§ Dataset rows:
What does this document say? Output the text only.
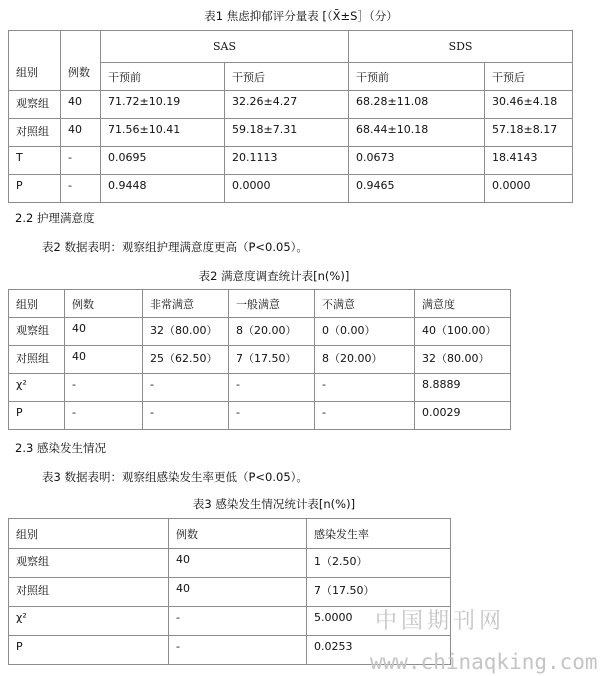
表1 焦虑抑郁评分量表 [（X̄±S］（分）
组别	例数	SAS		SDS	
		干预前	干预后	干预前	干预后
观察组	40	71.72±10.19	32.26±4.27	68.28±11.08	30.46±4.18
对照组	40	71.56±10.41	59.18±7.31	68.44±10.18	57.18±8.17
T	-	0.0695	20.1113	0.0673	18.4143
P	-	0.9448	0.0000	0.9465	0.0000
2.2 护理满意度
表2 数据表明：观察组护理满意度更高（P<0.05）。
表2 满意度调查统计表[n(%)]
组别	例数	非常满意	一般满意	不满意	满意度
观察组	40	32（80.00）	8（20.00）	0（0.00）	40（100.00）
对照组	40	25（62.50）	7（17.50）	8（20.00）	32（80.00）
χ²	-	-	-	-	8.8889
P	-	-	-	-	0.0029
2.3 感染发生情况
表3 数据表明：观察组感染发生率更低（P<0.05）。
表3 感染发生情况统计表[n(%)]
组别	例数	感染发生率
观察组	40	1（2.50）
对照组	40	7（17.50）
χ²	-	5.0000
P	-	0.0253
中国期刊网
www.chinaqking.com
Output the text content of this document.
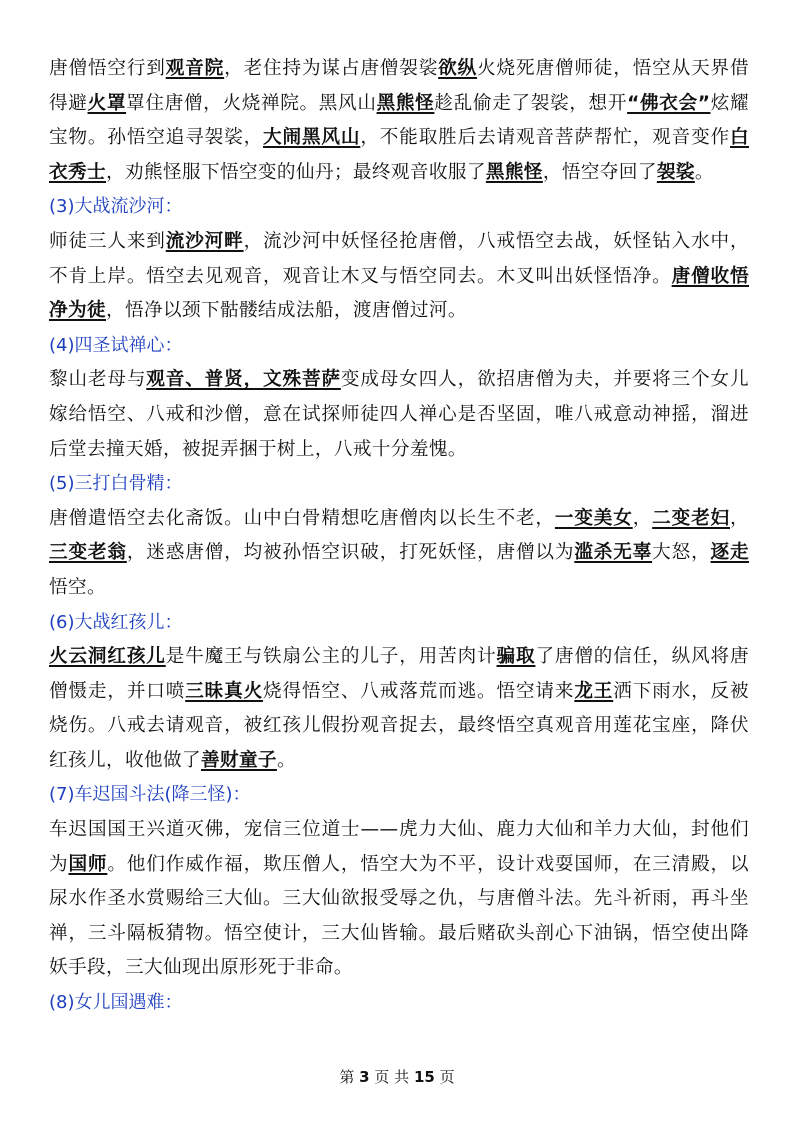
唐僧悟空行到观音院，老住持为谋占唐僧袈裟欲纵火烧死唐僧师徒，悟空从天界借得避火罩罩住唐僧，火烧禅院。黑风山黑熊怪趁乱偷走了袈裟，想开“佛衣会”炫耀宝物。孙悟空追寻袈裟，大闹黑风山，不能取胜后去请观音菩萨帮忙，观音变作白衣秀士，劝熊怪服下悟空变的仙丹；最终观音收服了黑熊怪，悟空夺回了袈裟。

(3)大战流沙河：

师徒三人来到流沙河畔，流沙河中妖怪径抢唐僧，八戒悟空去战，妖怪钻入水中，不肯上岸。悟空去见观音，观音让木叉与悟空同去。木叉叫出妖怪悟净。唐僧收悟净为徒，悟净以颈下骷髅结成法船，渡唐僧过河。

(4)四圣试禅心：

黎山老母与观音、普贤，文殊菩萨变成母女四人，欲招唐僧为夫，并要将三个女儿嫁给悟空、八戒和沙僧，意在试探师徒四人禅心是否坚固，唯八戒意动神摇，溜进后堂去撞天婚，被捉弄捆于树上，八戒十分羞愧。

(5)三打白骨精：

唐僧遣悟空去化斋饭。山中白骨精想吃唐僧肉以长生不老，一变美女，二变老妇，三变老翁，迷惑唐僧，均被孙悟空识破，打死妖怪，唐僧以为滥杀无辜大怒，逐走悟空。

(6)大战红孩儿：

火云洞红孩儿是牛魔王与铁扇公主的儿子，用苦肉计骗取了唐僧的信任，纵风将唐僧慑走，并口喷三昧真火烧得悟空、八戒落荒而逃。悟空请来龙王洒下雨水，反被烧伤。八戒去请观音，被红孩儿假扮观音捉去，最终悟空真观音用莲花宝座，降伏红孩儿，收他做了善财童子。

(7)车迟国斗法(降三怪)：

车迟国国王兴道灭佛，宠信三位道士——虎力大仙、鹿力大仙和羊力大仙，封他们为国师。他们作威作福，欺压僧人，悟空大为不平，设计戏耍国师，在三清殿，以尿水作圣水赏赐给三大仙。三大仙欲报受辱之仇，与唐僧斗法。先斗祈雨，再斗坐禅，三斗隔板猜物。悟空使计，三大仙皆输。最后赌砍头剖心下油锅，悟空使出降妖手段，三大仙现出原形死于非命。

(8)女儿国遇难：

第 3 页 共 15 页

§ Your task: Reproduce the data above in full, exactly as it is, with the pictures left out.

§ Solution:
What does this document say? Output the text only.
表1 焦虑抑郁评分量表 [（X̄±S］（分）
组别	例数	SAS		SDS	
		干预前	干预后	干预前	干预后
观察组	40	71.72±10.19	32.26±4.27	68.28±11.08	30.46±4.18
对照组	40	71.56±10.41	59.18±7.31	68.44±10.18	57.18±8.17
T	-	0.0695	20.1113	0.0673	18.4143
P	-	0.9448	0.0000	0.9465	0.0000
2.2 护理满意度
表2 数据表明：观察组护理满意度更高（P<0.05）。
表2 满意度调查统计表[n(%)]
组别	例数	非常满意	一般满意	不满意	满意度
观察组	40	32（80.00）	8（20.00）	0（0.00）	40（100.00）
对照组	40	25（62.50）	7（17.50）	8（20.00）	32（80.00）
χ²	-	-	-	-	8.8889
P	-	-	-	-	0.0029
2.3 感染发生情况
表3 数据表明：观察组感染发生率更低（P<0.05）。
表3 感染发生情况统计表[n(%)]
组别	例数	感染发生率
观察组	40	1（2.50）
对照组	40	7（17.50）
χ²	-	5.0000
P	-	0.0253
中国期刊网
www.chinaqking.com
Output the text content of this document.
唐僧悟空行到观音院，老住持为谋占唐僧袈裟欲纵火烧死唐僧师徒，悟空从天界借得避火罩罩住唐僧，火烧禅院。黑风山黑熊怪趁乱偷走了袈裟，想开“佛衣会”炫耀宝物。孙悟空追寻袈裟，大闹黑风山，不能取胜后去请观音菩萨帮忙，观音变作白衣秀士，劝熊怪服下悟空变的仙丹；最终观音收服了黑熊怪，悟空夺回了袈裟。

(3)大战流沙河：

师徒三人来到流沙河畔，流沙河中妖怪径抢唐僧，八戒悟空去战，妖怪钻入水中，不肯上岸。悟空去见观音，观音让木叉与悟空同去。木叉叫出妖怪悟净。唐僧收悟净为徒，悟净以颈下骷髅结成法船，渡唐僧过河。

(4)四圣试禅心：

黎山老母与观音、普贤，文殊菩萨变成母女四人，欲招唐僧为夫，并要将三个女儿嫁给悟空、八戒和沙僧，意在试探师徒四人禅心是否坚固，唯八戒意动神摇，溜进后堂去撞天婚，被捉弄捆于树上，八戒十分羞愧。

(5)三打白骨精：

唐僧遣悟空去化斋饭。山中白骨精想吃唐僧肉以长生不老，一变美女，二变老妇，三变老翁，迷惑唐僧，均被孙悟空识破，打死妖怪，唐僧以为滥杀无辜大怒，逐走悟空。

(6)大战红孩儿：

火云洞红孩儿是牛魔王与铁扇公主的儿子，用苦肉计骗取了唐僧的信任，纵风将唐僧慑走，并口喷三昧真火烧得悟空、八戒落荒而逃。悟空请来龙王洒下雨水，反被烧伤。八戒去请观音，被红孩儿假扮观音捉去，最终悟空真观音用莲花宝座，降伏红孩儿，收他做了善财童子。

(7)车迟国斗法(降三怪)：

车迟国国王兴道灭佛，宠信三位道士——虎力大仙、鹿力大仙和羊力大仙，封他们为国师。他们作威作福，欺压僧人，悟空大为不平，设计戏耍国师，在三清殿，以尿水作圣水赏赐给三大仙。三大仙欲报受辱之仇，与唐僧斗法。先斗祈雨，再斗坐禅，三斗隔板猜物。悟空使计，三大仙皆输。最后赌砍头剖心下油锅，悟空使出降妖手段，三大仙现出原形死于非命。

(8)女儿国遇难：

第 3 页 共 15 页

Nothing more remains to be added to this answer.